TASK DETAILS> Please copy out the entries below, from the line with "table-row: 8 顾松林" up to and including the line with "cell-unit: 73146: [167, 264, 294, 280]", keeping each line identical to the original.

RECORDS SHOWN>
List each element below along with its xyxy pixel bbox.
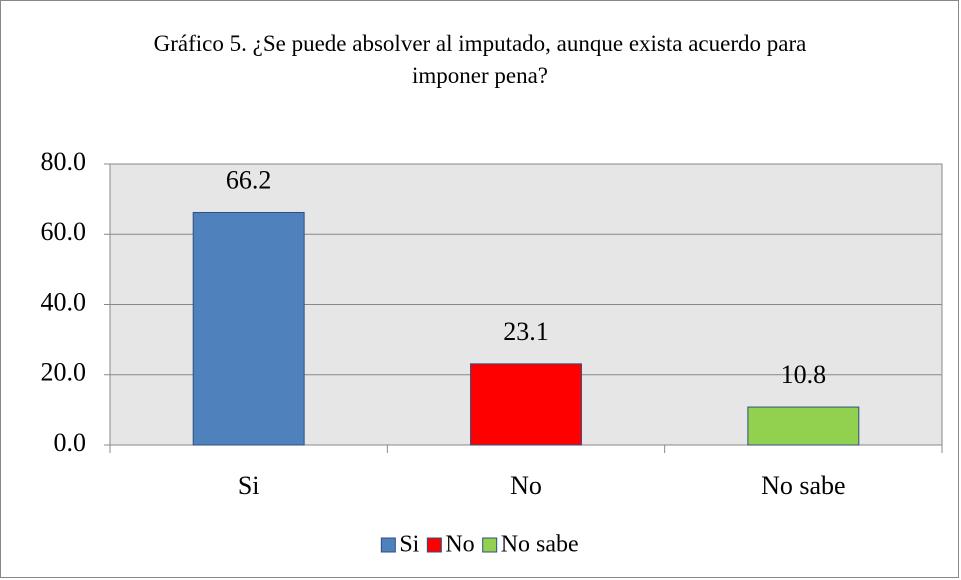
- y-tick-label: 20.0: [41, 358, 87, 387]
- data-label: 23.1: [503, 317, 549, 346]
- x-tick-label: No sabe: [761, 471, 845, 500]
- y-tick-label: 40.0: [41, 287, 87, 316]
- bar: [747, 406, 860, 446]
- legend-swatch: [426, 537, 442, 553]
- y-tick-label: 0.0: [54, 428, 87, 457]
- bar: [470, 363, 582, 446]
- legend-label: Si: [399, 532, 419, 558]
- y-tick-label: 60.0: [41, 217, 87, 246]
- x-tick-label: Si: [238, 471, 260, 500]
- data-label: 66.2: [226, 165, 272, 194]
- legend-swatch: [380, 537, 396, 553]
- data-label: 10.8: [781, 360, 827, 389]
- legend-swatch: [482, 537, 498, 553]
- legend-label: No sabe: [501, 532, 579, 558]
- chart-title: Gráfico 5. ¿Se puede absolver al imputad…: [153, 31, 807, 88]
- y-tick-label: 80.0: [41, 147, 87, 176]
- x-tick-label: No: [510, 471, 542, 500]
- bar: [192, 211, 305, 446]
- legend-label: No: [445, 532, 474, 558]
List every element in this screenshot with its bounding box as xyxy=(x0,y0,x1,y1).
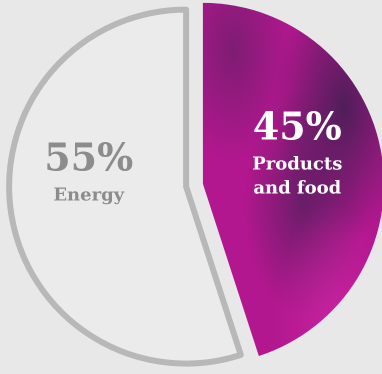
pie-slice xyxy=(6,6,244,367)
slice-category-label: and food xyxy=(253,178,341,199)
slice-value-label: 45% xyxy=(253,104,342,149)
pie-slice-group xyxy=(6,6,244,367)
slice-category-label: Products xyxy=(252,154,342,175)
slice-category-label: Energy xyxy=(53,185,124,206)
slice-value-label: 55% xyxy=(44,135,133,180)
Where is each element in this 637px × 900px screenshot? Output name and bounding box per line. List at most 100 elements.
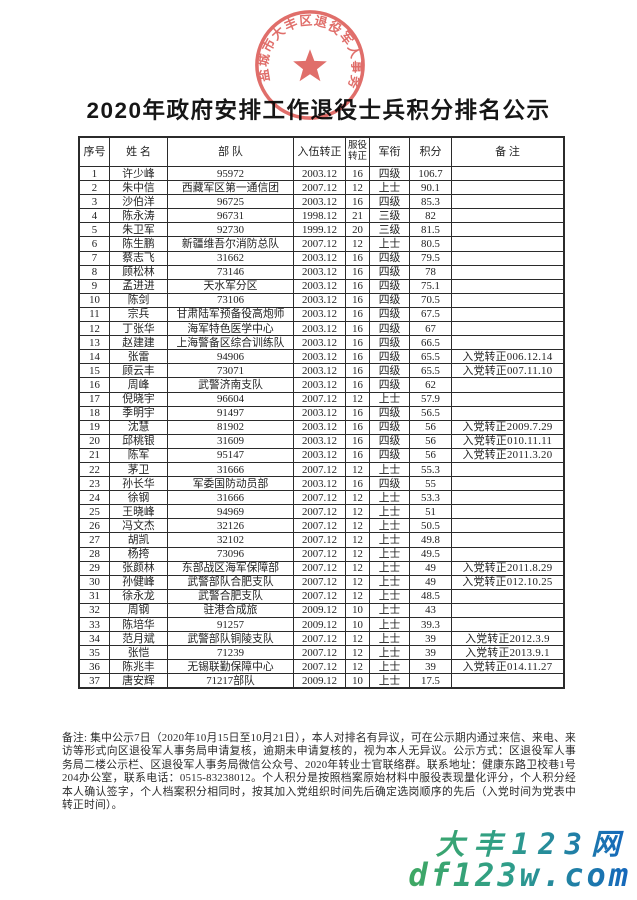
table-row: 8 顾松林 73146 2003.12 16 四级 78: [79, 264, 564, 280]
cell-name: 徐永龙: [109, 588, 168, 604]
cell-unit: 73096: [167, 546, 294, 562]
cell-rank: 上士: [369, 490, 410, 506]
cell-name: 沈慧: [109, 419, 168, 435]
cell-rank: 四级: [369, 405, 410, 421]
cell-rank: 四级: [369, 476, 410, 492]
cell-unit: 海军特色医学中心: [167, 321, 294, 337]
cell-rank: 四级: [369, 433, 410, 449]
table-row: 32 周钢 驻港合成旅 2009.12 10 上士 43: [79, 602, 564, 619]
cell-unit: 94906: [167, 349, 294, 365]
header-enlist-date: 入伍转正: [293, 137, 346, 167]
cell-no: 7: [79, 250, 110, 266]
header-score: 积分: [409, 137, 452, 167]
cell-remark: [451, 236, 564, 252]
table-row: 27 胡凯 32102 2007.12 12 上士 49.8: [79, 532, 564, 548]
table-row: 6 陈生鹏 新疆维吾尔消防总队 2007.12 12 上士 80.5: [79, 236, 564, 252]
cell-service-years: 12: [345, 391, 370, 407]
cell-name: 季明宇: [109, 405, 168, 421]
cell-rank: 四级: [369, 250, 410, 266]
header-unit: 部 队: [167, 137, 294, 167]
cell-name: 周峰: [109, 377, 168, 393]
cell-no: 8: [79, 264, 110, 280]
header-remark: 备 注: [451, 137, 564, 167]
cell-score: 106.7: [409, 165, 452, 182]
cell-enlist-date: 2003.12: [293, 306, 346, 323]
cell-service-years: 16: [345, 250, 370, 266]
header-service-years: 服役转正: [345, 137, 370, 167]
cell-no: 21: [79, 447, 110, 463]
cell-rank: 上士: [369, 560, 410, 576]
cell-unit: 94969: [167, 504, 294, 520]
cell-remark: 入党转正012.10.25: [451, 574, 564, 590]
cell-score: 55.3: [409, 461, 452, 478]
cell-enlist-date: 2003.12: [293, 264, 346, 280]
cell-rank: 四级: [369, 349, 410, 365]
cell-unit: 73146: [167, 264, 294, 280]
table-row: 29 张颜林 东部战区海军保障部 2007.12 12 上士 49 入党转正2011.8.29: [79, 560, 564, 576]
cell-remark: [451, 208, 564, 224]
cell-enlist-date: 2003.12: [293, 377, 346, 393]
table-row: 15 顾云丰 73071 2003.12 16 四级 65.5 入党转正007.11.10: [79, 363, 564, 379]
cell-score: 39: [409, 631, 452, 647]
cell-remark: [451, 518, 564, 534]
cell-enlist-date: 2003.12: [293, 447, 346, 463]
cell-enlist-date: 2007.12: [293, 645, 346, 661]
cell-service-years: 16: [345, 306, 370, 323]
cell-no: 33: [79, 616, 110, 633]
cell-remark: [451, 391, 564, 407]
cell-rank: 三级: [369, 222, 410, 238]
cell-enlist-date: 2007.12: [293, 588, 346, 604]
cell-name: 陈永涛: [109, 208, 168, 224]
table-row: 17 倪晓宇 96604 2007.12 12 上士 57.9: [79, 391, 564, 407]
cell-unit: 71217部队: [167, 673, 294, 689]
cell-score: 39.3: [409, 616, 452, 633]
cell-service-years: 16: [345, 433, 370, 449]
table-row: 12 丁张华 海军特色医学中心 2003.12 16 四级 67: [79, 321, 564, 337]
cell-service-years: 10: [345, 673, 370, 689]
cell-name: 赵建建: [109, 335, 168, 351]
table-row: 28 杨挎 73096 2007.12 12 上士 49.5: [79, 546, 564, 562]
cell-remark: [451, 602, 564, 619]
cell-name: 许少峰: [109, 165, 168, 182]
cell-unit: 武警济南支队: [167, 377, 294, 393]
table-header-row: 序号 姓 名 部 队 入伍转正 服役转正 军衔 积分 备 注: [79, 137, 564, 167]
cell-name: 周钢: [109, 602, 168, 619]
cell-no: 9: [79, 278, 110, 294]
cell-service-years: 10: [345, 602, 370, 619]
table-row: 36 陈兆丰 无锡联勤保障中心 2007.12 12 上士 39 入党转正014.11.27: [79, 659, 564, 675]
cell-unit: 81902: [167, 419, 294, 435]
cell-remark: 入党转正014.11.27: [451, 659, 564, 675]
cell-remark: 入党转正2009.7.29: [451, 419, 564, 435]
cell-name: 丁张华: [109, 321, 168, 337]
cell-score: 55: [409, 476, 452, 492]
cell-score: 67.5: [409, 306, 452, 323]
cell-rank: 上士: [369, 602, 410, 619]
cell-unit: 西藏军区第一通信团: [167, 180, 294, 196]
cell-rank: 上士: [369, 518, 410, 534]
table-row: 23 孙长华 军委国防动员部 2003.12 16 四级 55: [79, 476, 564, 492]
cell-rank: 四级: [369, 194, 410, 210]
cell-score: 82: [409, 208, 452, 224]
cell-service-years: 10: [345, 616, 370, 633]
cell-service-years: 12: [345, 532, 370, 548]
table-row: 13 赵建建 上海警备区综合训练队 2003.12 16 四级 66.5: [79, 335, 564, 351]
cell-enlist-date: 2003.12: [293, 321, 346, 337]
ranking-table: 序号 姓 名 部 队 入伍转正 服役转正 军衔 积分 备 注 1 许少峰 95972…: [78, 135, 565, 690]
cell-name: 唐安辉: [109, 673, 168, 689]
cell-rank: 上士: [369, 236, 410, 252]
watermark-site-name: 大丰123网: [408, 829, 629, 860]
cell-name: 邱桃银: [109, 433, 168, 449]
cell-enlist-date: 2003.12: [293, 363, 346, 379]
cell-name: 陈培华: [109, 616, 168, 633]
table-row: 14 张雷 94906 2003.12 16 四级 65.5 入党转正006.12.14: [79, 349, 564, 365]
cell-no: 18: [79, 405, 110, 421]
cell-rank: 上士: [369, 180, 410, 196]
cell-rank: 四级: [369, 278, 410, 294]
cell-score: 49: [409, 574, 452, 590]
cell-name: 陈兆丰: [109, 659, 168, 675]
cell-service-years: 16: [345, 194, 370, 210]
cell-unit: 天水军分区: [167, 278, 294, 294]
table-row: 21 陈军 95147 2003.12 16 四级 56 入党转正2011.3.20: [79, 447, 564, 463]
cell-remark: [451, 476, 564, 492]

PROBLEM SOLUTION>
table-row: 8 顾松林 73146 2003.12 16 四级 78: [79, 264, 564, 280]
cell-name: 徐永龙: [109, 588, 168, 604]
cell-unit: 73096: [167, 546, 294, 562]
cell-rank: 上士: [369, 490, 410, 506]
cell-name: 沈慧: [109, 419, 168, 435]
cell-rank: 四级: [369, 405, 410, 421]
cell-rank: 四级: [369, 476, 410, 492]
cell-unit: 海军特色医学中心: [167, 321, 294, 337]
cell-rank: 四级: [369, 433, 410, 449]
table-row: 32 周钢 驻港合成旅 2009.12 10 上士 43: [79, 602, 564, 619]
cell-unit: 94906: [167, 349, 294, 365]
header-enlist-date: 入伍转正: [293, 137, 346, 167]
cell-no: 7: [79, 250, 110, 266]
header-score: 积分: [409, 137, 452, 167]
cell-remark: [451, 236, 564, 252]
table-row: 27 胡凯 32102 2007.12 12 上士 49.8: [79, 532, 564, 548]
table-row: 6 陈生鹏 新疆维吾尔消防总队 2007.12 12 上士 80.5: [79, 236, 564, 252]
cell-service-years: 12: [345, 391, 370, 407]
cell-name: 季明宇: [109, 405, 168, 421]
cell-rank: 四级: [369, 250, 410, 266]
header-unit: 部 队: [167, 137, 294, 167]
cell-name: 周峰: [109, 377, 168, 393]
cell-no: 8: [79, 264, 110, 280]
header-remark: 备 注: [451, 137, 564, 167]
cell-score: 106.7: [409, 165, 452, 182]
cell-enlist-date: 2003.12: [293, 306, 346, 323]
cell-service-years: 16: [345, 250, 370, 266]
header-service-years: 服役转正: [345, 137, 370, 167]
cell-no: 21: [79, 447, 110, 463]
cell-rank: 上士: [369, 560, 410, 576]
cell-unit: 94969: [167, 504, 294, 520]
cell-remark: 入党转正012.10.25: [451, 574, 564, 590]
cell-score: 55.3: [409, 461, 452, 478]
cell-enlist-date: 2003.12: [293, 264, 346, 280]
cell-rank: 四级: [369, 349, 410, 365]
cell-unit: 73146: [167, 264, 294, 280]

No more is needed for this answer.